*출제 과제*. 아래 목록에서 "menu-separator: [160, 311, 638, 313]"이 들어 있는 줄부터 "caption-buttons: [945, 8, 1140, 41]"가 들어 있는 줄까지를 양 끝 줄을 포함해 빈 줄은 빼고 번호를 매겨 나열하십시오.

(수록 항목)
+ + + +

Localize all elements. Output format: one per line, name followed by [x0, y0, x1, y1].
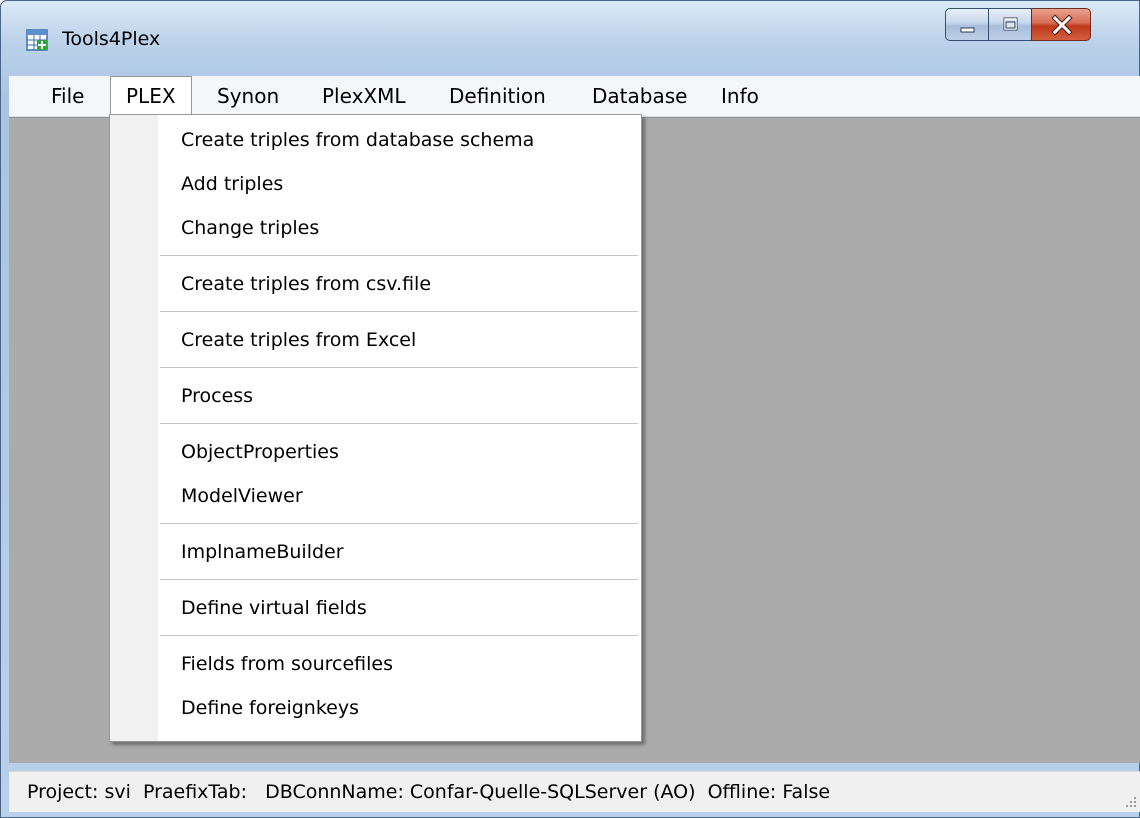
menu-separator: [160, 311, 638, 313]
menu-item-process[interactable]: Process: [181, 381, 253, 411]
menu-plexxml[interactable]: PlexXML: [307, 76, 421, 116]
status-text: Project: svi PraefixTab: DBConnName: Con…: [27, 781, 831, 803]
application-window: Tools4Plex File PLEX Synon PlexXML Defin…: [0, 0, 1140, 818]
menu-bar: File PLEX Synon PlexXML Definition Datab…: [9, 76, 1140, 117]
menu-icon-gutter: [110, 115, 158, 741]
menu-separator: [160, 523, 638, 525]
status-bar: Project: svi PraefixTab: DBConnName: Con…: [9, 771, 1140, 812]
menu-file[interactable]: File: [36, 76, 99, 116]
menu-separator: [160, 367, 638, 369]
menu-item-object-properties[interactable]: ObjectProperties: [181, 437, 339, 467]
menu-separator: [160, 255, 638, 257]
menu-plex[interactable]: PLEX: [110, 76, 192, 117]
close-button[interactable]: [1031, 8, 1091, 41]
caption-buttons: [945, 8, 1140, 41]
minimize-button[interactable]: [945, 8, 989, 41]
menu-item-create-triples-from-excel[interactable]: Create triples from Excel: [181, 325, 416, 355]
menu-separator: [160, 579, 638, 581]
size-grip-icon[interactable]: [1123, 794, 1137, 808]
menu-info[interactable]: Info: [706, 76, 774, 116]
menu-item-model-viewer[interactable]: ModelViewer: [181, 481, 303, 511]
menu-definition[interactable]: Definition: [434, 76, 561, 116]
maximize-icon: [1003, 17, 1018, 31]
plex-dropdown-menu: Create triples from database schema Add …: [109, 114, 642, 742]
menu-item-implname-builder[interactable]: ImplnameBuilder: [181, 537, 344, 567]
title-bar[interactable]: Tools4Plex: [1, 1, 1140, 71]
menu-item-create-triples-from-database-schema[interactable]: Create triples from database schema: [181, 125, 534, 155]
maximize-button[interactable]: [988, 8, 1032, 41]
menu-synon[interactable]: Synon: [202, 76, 294, 116]
menu-item-define-virtual-fields[interactable]: Define virtual fields: [181, 593, 367, 623]
menu-separator: [160, 635, 638, 637]
menu-separator: [160, 423, 638, 425]
menu-item-create-triples-from-csv[interactable]: Create triples from csv.file: [181, 269, 431, 299]
menu-item-change-triples[interactable]: Change triples: [181, 213, 319, 243]
menu-items-area: [158, 115, 641, 741]
window-title: Tools4Plex: [62, 28, 161, 50]
grid-table-icon[interactable]: [26, 29, 48, 51]
minimize-icon: [960, 27, 975, 33]
close-icon: [1051, 14, 1073, 36]
menu-item-fields-from-sourcefiles[interactable]: Fields from sourcefiles: [181, 649, 393, 679]
menu-item-define-foreignkeys[interactable]: Define foreignkeys: [181, 693, 359, 723]
menu-item-add-triples[interactable]: Add triples: [181, 169, 283, 199]
menu-database[interactable]: Database: [577, 76, 702, 116]
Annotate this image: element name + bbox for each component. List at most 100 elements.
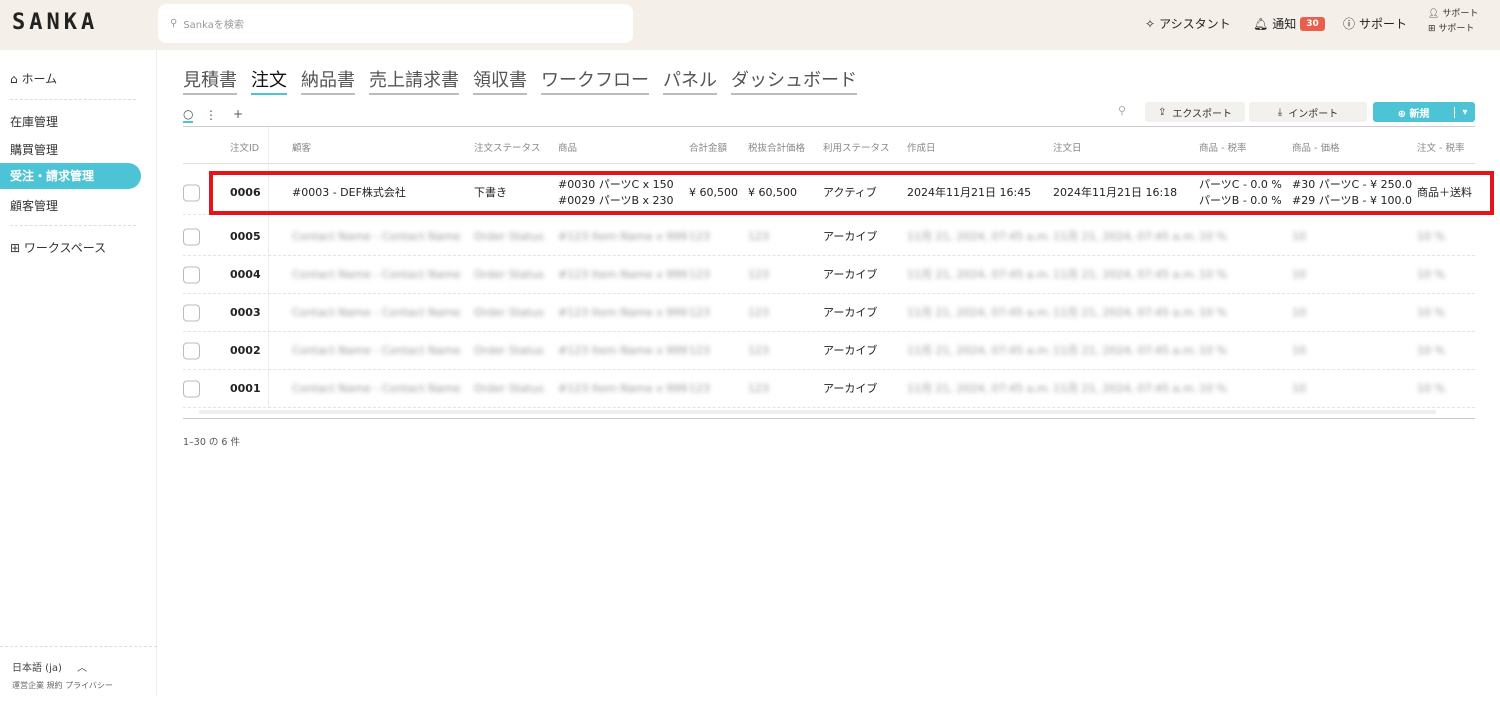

+ + + +

*작성 답안*.
1. menu-separator: [160, 311, 638, 313]
2. menu-item-process[interactable]: Process: [181, 381, 253, 411]
3. menu-plexxml[interactable]: PlexXML: [307, 76, 421, 116]
4. status-text: Project: svi PraefixTab: DBConnName: Con…: [27, 781, 831, 803]
5. application-window: Tools4Plex File PLEX Synon PlexXML Defin…: [0, 0, 1140, 818]
6. menu-bar: File PLEX Synon PlexXML Definition Datab…: [9, 76, 1140, 117]
7. menu-icon-gutter: [110, 115, 158, 741]
8. menu-separator: [160, 523, 638, 525]
9. status-bar: Project: svi PraefixTab: DBConnName: Con…: [9, 771, 1140, 812]
10. menu-file[interactable]: File: [36, 76, 99, 116]
11. menu-separator: [160, 367, 638, 369]
12. menu-item-object-properties[interactable]: ObjectProperties: [181, 437, 339, 467]
13. menu-separator: [160, 255, 638, 257]
14. menu-plex[interactable]: PLEX: [110, 76, 192, 117]
15. close-button[interactable]: [1031, 8, 1091, 41]
16. caption-buttons: [945, 8, 1140, 41]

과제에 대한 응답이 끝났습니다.